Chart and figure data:
=-=-=

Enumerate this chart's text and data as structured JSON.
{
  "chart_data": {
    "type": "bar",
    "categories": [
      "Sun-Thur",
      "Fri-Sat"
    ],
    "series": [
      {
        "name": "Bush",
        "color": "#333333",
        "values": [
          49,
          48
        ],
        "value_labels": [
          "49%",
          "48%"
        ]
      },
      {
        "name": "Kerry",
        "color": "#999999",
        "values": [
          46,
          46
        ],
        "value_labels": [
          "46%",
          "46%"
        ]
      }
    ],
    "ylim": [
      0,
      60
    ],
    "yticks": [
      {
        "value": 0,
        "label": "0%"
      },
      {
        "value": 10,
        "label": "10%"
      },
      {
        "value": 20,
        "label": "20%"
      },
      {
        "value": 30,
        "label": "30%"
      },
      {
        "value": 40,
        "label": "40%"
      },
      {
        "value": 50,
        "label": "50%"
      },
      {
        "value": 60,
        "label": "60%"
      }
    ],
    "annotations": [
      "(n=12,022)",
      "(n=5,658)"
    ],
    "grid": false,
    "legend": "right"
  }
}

=-=-=

-- REQUEST --
Using the data above, output each line exactly.

-- CORRECT RESPONSE --
Enumerate this chart's text and data as structured JSON.
{
  "chart_data": {
    "type": "bar",
    "categories": [
      "Sun-Thur",
      "Fri-Sat"
    ],
    "series": [
      {
        "name": "Bush",
        "color": "#333333",
        "values": [
          49,
          48
        ],
        "value_labels": [
          "49%",
          "48%"
        ]
      },
      {
        "name": "Kerry",
        "color": "#999999",
        "values": [
          46,
          46
        ],
        "value_labels": [
          "46%",
          "46%"
        ]
      }
    ],
    "ylim": [
      0,
      60
    ],
    "yticks": [
      {
        "value": 0,
        "label": "0%"
      },
      {
        "value": 10,
        "label": "10%"
      },
      {
        "value": 20,
        "label": "20%"
      },
      {
        "value": 30,
        "label": "30%"
      },
      {
        "value": 40,
        "label": "40%"
      },
      {
        "value": 50,
        "label": "50%"
      },
      {
        "value": 60,
        "label": "60%"
      }
    ],
    "annotations": [
      "(n=12,022)",
      "(n=5,658)"
    ],
    "grid": false,
    "legend": "right"
  }
}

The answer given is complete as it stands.